PROBLEM TO SOLVE: Find every line with the word "madaniy". Copy those lines.

** Start of SUPPLIED INFORMATION **

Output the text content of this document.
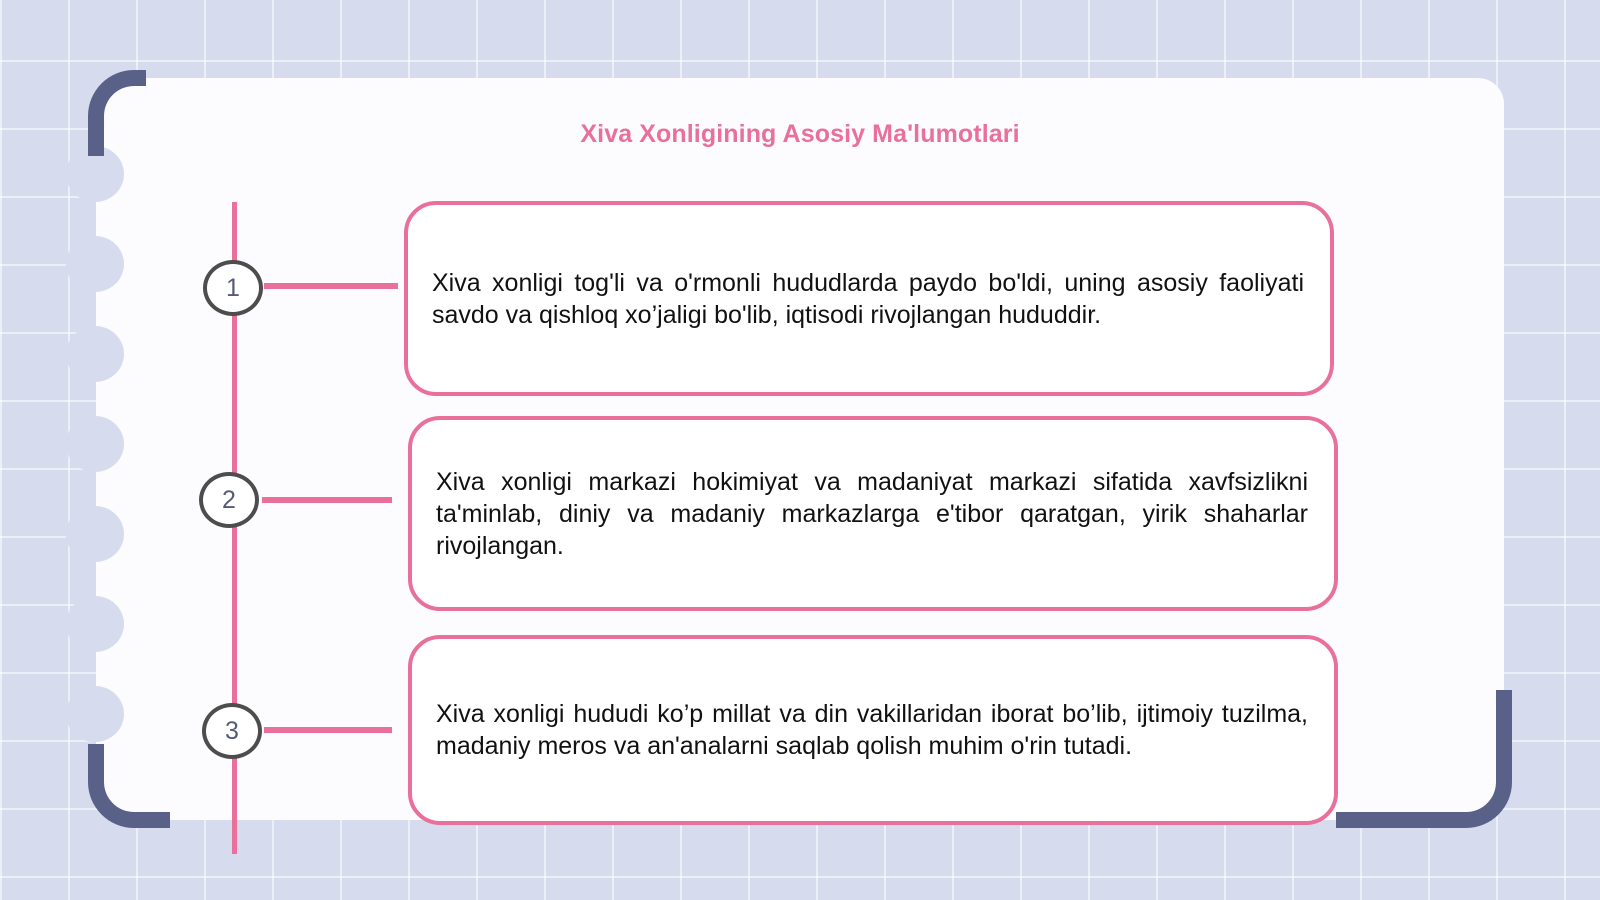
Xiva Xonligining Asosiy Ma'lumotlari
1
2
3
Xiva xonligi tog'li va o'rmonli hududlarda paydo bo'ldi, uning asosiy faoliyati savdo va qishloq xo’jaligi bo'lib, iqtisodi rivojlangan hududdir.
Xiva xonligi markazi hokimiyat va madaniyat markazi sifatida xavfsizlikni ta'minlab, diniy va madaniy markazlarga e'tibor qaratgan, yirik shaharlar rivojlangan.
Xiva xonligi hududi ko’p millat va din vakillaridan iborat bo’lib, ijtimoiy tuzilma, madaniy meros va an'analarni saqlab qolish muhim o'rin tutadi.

** End of SUPPLIED INFORMATION **
** Start of SUPPLIED INFORMATION **

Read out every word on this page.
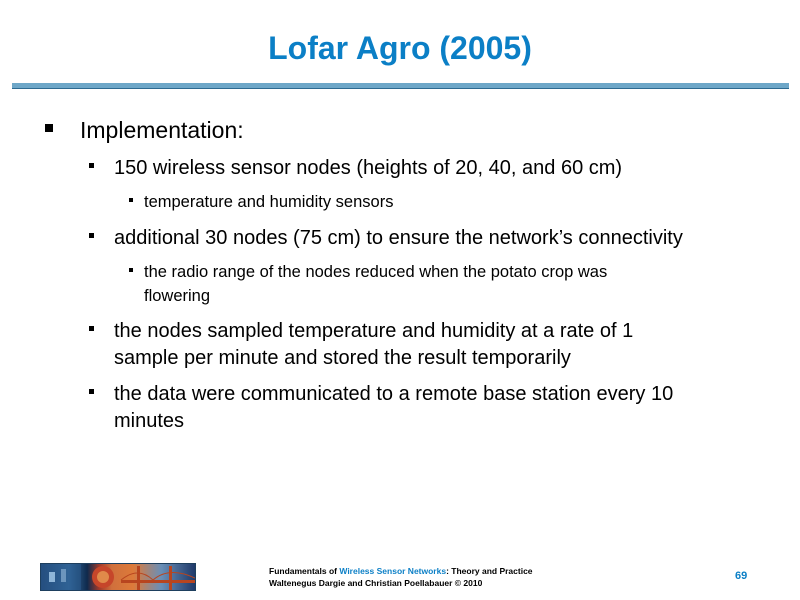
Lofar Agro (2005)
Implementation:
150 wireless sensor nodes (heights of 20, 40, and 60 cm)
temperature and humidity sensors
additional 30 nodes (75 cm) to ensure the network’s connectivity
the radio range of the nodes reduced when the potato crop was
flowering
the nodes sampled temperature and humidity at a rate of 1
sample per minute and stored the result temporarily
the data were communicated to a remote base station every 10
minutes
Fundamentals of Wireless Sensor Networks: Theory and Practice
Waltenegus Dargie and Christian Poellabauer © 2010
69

** End of SUPPLIED INFORMATION **

EXERCISE OUTPUT:
Xiva xonligi markazi hokimiyat va madaniyat markazi sifatida xavfsizlikni ta'minlab, diniy va madaniy markazlarga e'tibor qaratgan, yirik shaharlar rivojlangan.
Xiva xonligi hududi ko’p millat va din vakillaridan iborat bo’lib, ijtimoiy tuzilma, madaniy meros va an'analarni saqlab qolish muhim o'rin tutadi.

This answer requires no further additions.